◆ AIM OF THE TASK: The answer must consist of every line from the entries below that contains the word "aktivace".
EXERCISE DATA below:
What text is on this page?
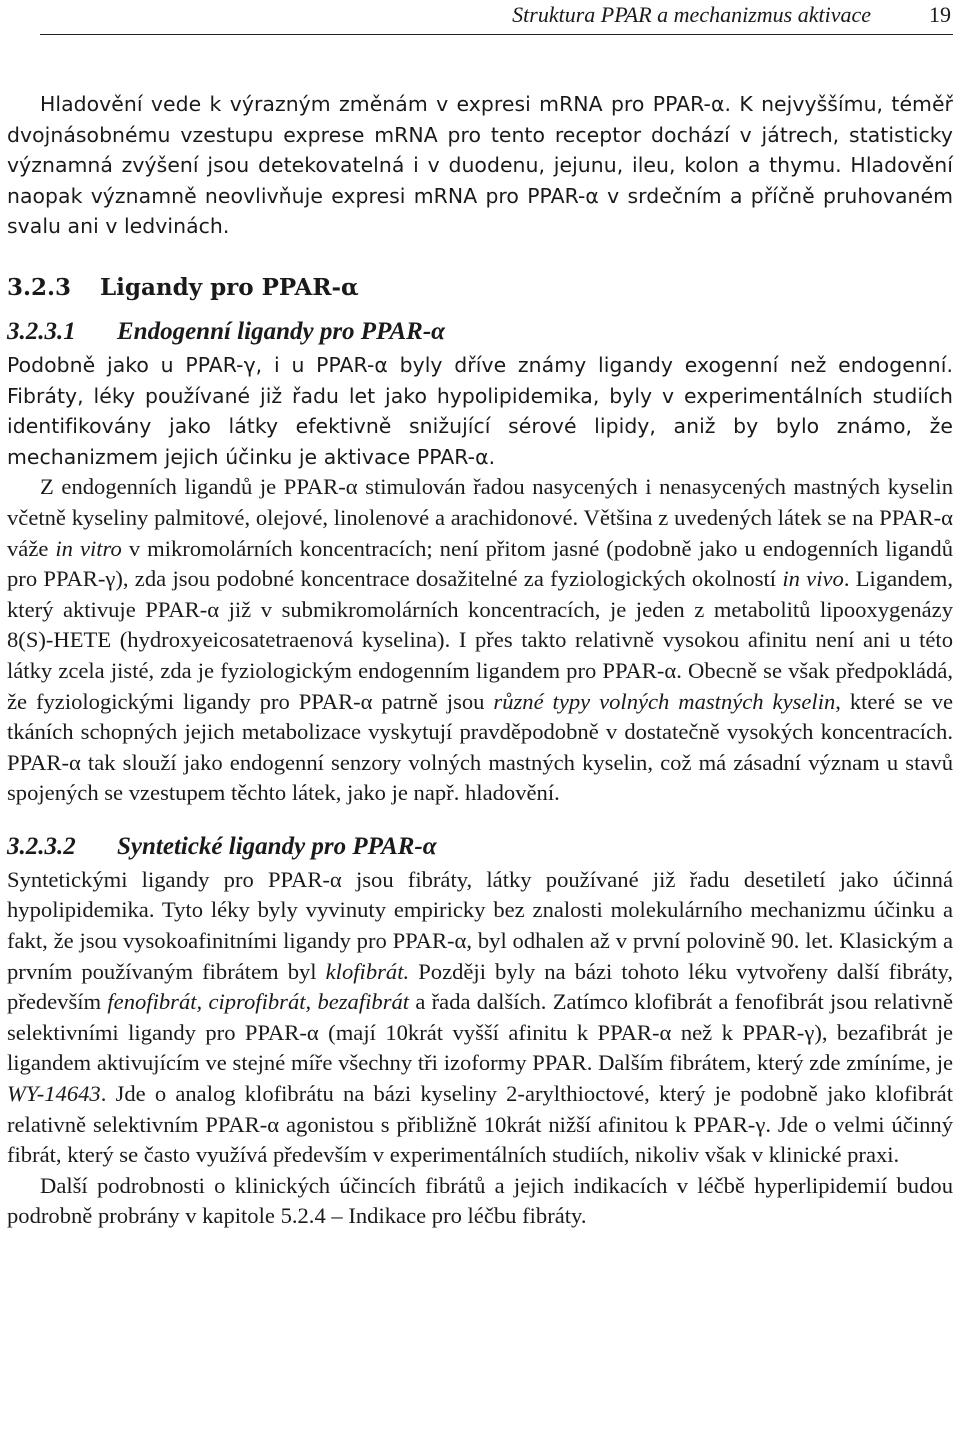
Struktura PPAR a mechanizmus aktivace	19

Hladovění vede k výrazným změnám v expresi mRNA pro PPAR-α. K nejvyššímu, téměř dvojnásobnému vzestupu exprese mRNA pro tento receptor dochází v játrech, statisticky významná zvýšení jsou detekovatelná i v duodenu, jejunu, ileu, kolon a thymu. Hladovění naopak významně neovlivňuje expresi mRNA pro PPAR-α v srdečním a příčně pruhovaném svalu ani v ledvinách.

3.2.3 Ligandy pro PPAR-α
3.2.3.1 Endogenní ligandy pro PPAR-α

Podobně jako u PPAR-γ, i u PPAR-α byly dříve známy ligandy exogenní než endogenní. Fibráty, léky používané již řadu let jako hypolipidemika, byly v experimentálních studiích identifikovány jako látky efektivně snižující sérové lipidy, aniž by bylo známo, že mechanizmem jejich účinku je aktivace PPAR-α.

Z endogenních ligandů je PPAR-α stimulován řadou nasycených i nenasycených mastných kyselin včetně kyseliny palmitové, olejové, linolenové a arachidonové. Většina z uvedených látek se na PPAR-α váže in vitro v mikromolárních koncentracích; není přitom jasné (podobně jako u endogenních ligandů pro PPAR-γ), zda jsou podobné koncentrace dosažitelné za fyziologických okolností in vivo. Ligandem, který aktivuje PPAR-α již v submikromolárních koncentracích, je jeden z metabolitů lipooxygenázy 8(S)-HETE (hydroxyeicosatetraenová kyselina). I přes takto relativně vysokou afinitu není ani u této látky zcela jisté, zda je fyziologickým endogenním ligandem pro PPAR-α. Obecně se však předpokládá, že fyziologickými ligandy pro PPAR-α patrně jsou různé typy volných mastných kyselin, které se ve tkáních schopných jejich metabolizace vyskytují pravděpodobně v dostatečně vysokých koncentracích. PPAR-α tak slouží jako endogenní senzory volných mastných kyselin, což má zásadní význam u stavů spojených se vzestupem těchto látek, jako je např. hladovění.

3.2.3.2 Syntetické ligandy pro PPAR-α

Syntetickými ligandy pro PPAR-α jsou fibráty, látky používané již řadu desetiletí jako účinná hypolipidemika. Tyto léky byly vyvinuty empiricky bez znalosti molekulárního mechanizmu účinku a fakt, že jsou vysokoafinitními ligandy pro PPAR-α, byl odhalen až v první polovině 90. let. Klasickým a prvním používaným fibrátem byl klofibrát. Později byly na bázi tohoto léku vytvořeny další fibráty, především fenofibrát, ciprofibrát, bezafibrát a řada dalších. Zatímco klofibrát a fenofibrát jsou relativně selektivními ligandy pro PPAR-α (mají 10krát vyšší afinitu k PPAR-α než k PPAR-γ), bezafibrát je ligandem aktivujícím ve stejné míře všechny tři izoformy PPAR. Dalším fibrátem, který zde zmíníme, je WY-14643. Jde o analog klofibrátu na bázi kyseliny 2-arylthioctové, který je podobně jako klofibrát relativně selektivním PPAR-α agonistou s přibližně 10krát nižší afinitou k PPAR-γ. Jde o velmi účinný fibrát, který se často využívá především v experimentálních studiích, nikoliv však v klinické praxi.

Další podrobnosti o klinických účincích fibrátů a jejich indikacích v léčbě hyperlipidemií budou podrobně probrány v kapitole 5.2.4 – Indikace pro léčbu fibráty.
End of EXERCISE DATA.
◆ RESULT BELOW:
Struktura PPAR a mechanizmus aktivace	19
Podobně jako u PPAR-γ, i u PPAR-α byly dříve známy ligandy exogenní než endogenní. Fibráty, léky používané již řadu let jako hypolipidemika, byly v experimentálních studiích identifikovány jako látky efektivně snižující sérové lipidy, aniž by bylo známo, že mechanizmem jejich účinku je aktivace PPAR-α.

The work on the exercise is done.